#### [What this task involves]
In the copy, include every entry exactly but none of the pictures.

____ Provided records

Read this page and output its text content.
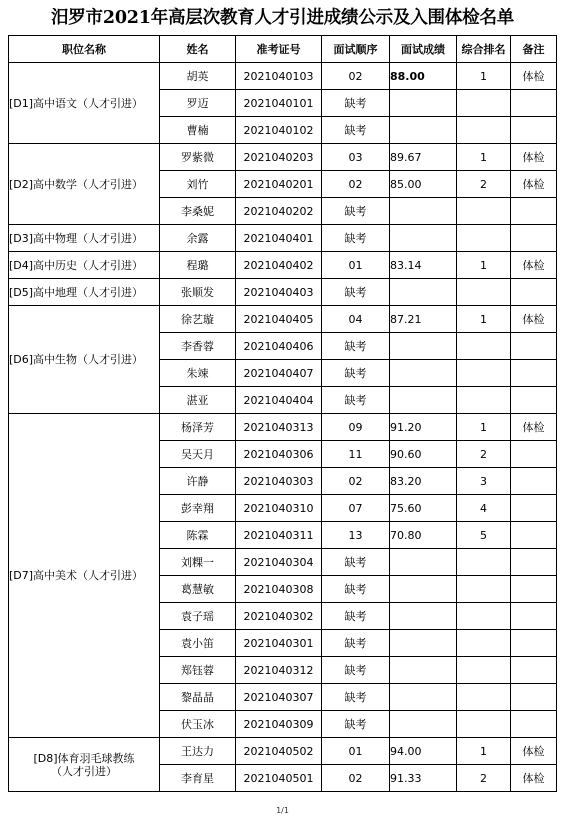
汨罗市2021年高层次教育人才引进成绩公示及入围体检名单
职位名称	姓名	准考证号	面试顺序	面试成绩	综合排名	备注
[D1]高中语文（人才引进）	胡英	2021040103	02	88.00	1	体检
	罗迈	2021040101	缺考			
	曹楠	2021040102	缺考			
[D2]高中数学（人才引进）	罗紫微	2021040203	03	89.67	1	体检
	刘竹	2021040201	02	85.00	2	体检
	李桑妮	2021040202	缺考			
[D3]高中物理（人才引进）	余露	2021040401	缺考			
[D4]高中历史（人才引进）	程璐	2021040402	01	83.14	1	体检
[D5]高中地理（人才引进）	张顺发	2021040403	缺考			
[D6]高中生物（人才引进）	徐艺璇	2021040405	04	87.21	1	体检
	李香蓉	2021040406	缺考			
	朱竦	2021040407	缺考			
	湛亚	2021040404	缺考			
[D7]高中美术（人才引进）	杨泽芳	2021040313	09	91.20	1	体检
	吴天月	2021040306	11	90.60	2	
	许静	2021040303	02	83.20	3	
	彭幸翔	2021040310	07	75.60	4	
	陈霖	2021040311	13	70.80	5	
	刘粿一	2021040304	缺考			
	葛慧敏	2021040308	缺考			
	袁子瑶	2021040302	缺考			
	袁小笛	2021040301	缺考			
	郑钰蓉	2021040312	缺考			
	黎晶晶	2021040307	缺考			
	伏玉冰	2021040309	缺考			
[D8]体育羽毛球教练（人才引进）	王达力	2021040502	01	94.00	1	体检
	李育星	2021040501	02	91.33	2	体检
1/1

________

#### [In response]
Read this page and output its text content.
汨罗市2021年高层次教育人才引进成绩公示及入围体检名单
职位名称	姓名	准考证号	面试顺序	面试成绩	综合排名	备注
[D1]高中语文（人才引进）	胡英	2021040103	02	88.00	1	体检
	罗迈	2021040101	缺考			
	曹楠	2021040102	缺考			
[D2]高中数学（人才引进）	罗紫微	2021040203	03	89.67	1	体检
	刘竹	2021040201	02	85.00	2	体检
	李桑妮	2021040202	缺考			
[D3]高中物理（人才引进）	余露	2021040401	缺考			
[D4]高中历史（人才引进）	程璐	2021040402	01	83.14	1	体检
[D5]高中地理（人才引进）	张顺发	2021040403	缺考			
[D6]高中生物（人才引进）	徐艺璇	2021040405	04	87.21	1	体检
	李香蓉	2021040406	缺考			
	朱竦	2021040407	缺考			
	湛亚	2021040404	缺考			
[D7]高中美术（人才引进）	杨泽芳	2021040313	09	91.20	1	体检
	吴天月	2021040306	11	90.60	2	
	许静	2021040303	02	83.20	3	
	彭幸翔	2021040310	07	75.60	4	
	陈霖	2021040311	13	70.80	5	
	刘粿一	2021040304	缺考			
	葛慧敏	2021040308	缺考			
	袁子瑶	2021040302	缺考			
	袁小笛	2021040301	缺考			
	郑钰蓉	2021040312	缺考			
	黎晶晶	2021040307	缺考			
	伏玉冰	2021040309	缺考			
[D8]体育羽毛球教练（人才引进）	王达力	2021040502	01	94.00	1	体检
	李育星	2021040501	02	91.33	2	体检
1/1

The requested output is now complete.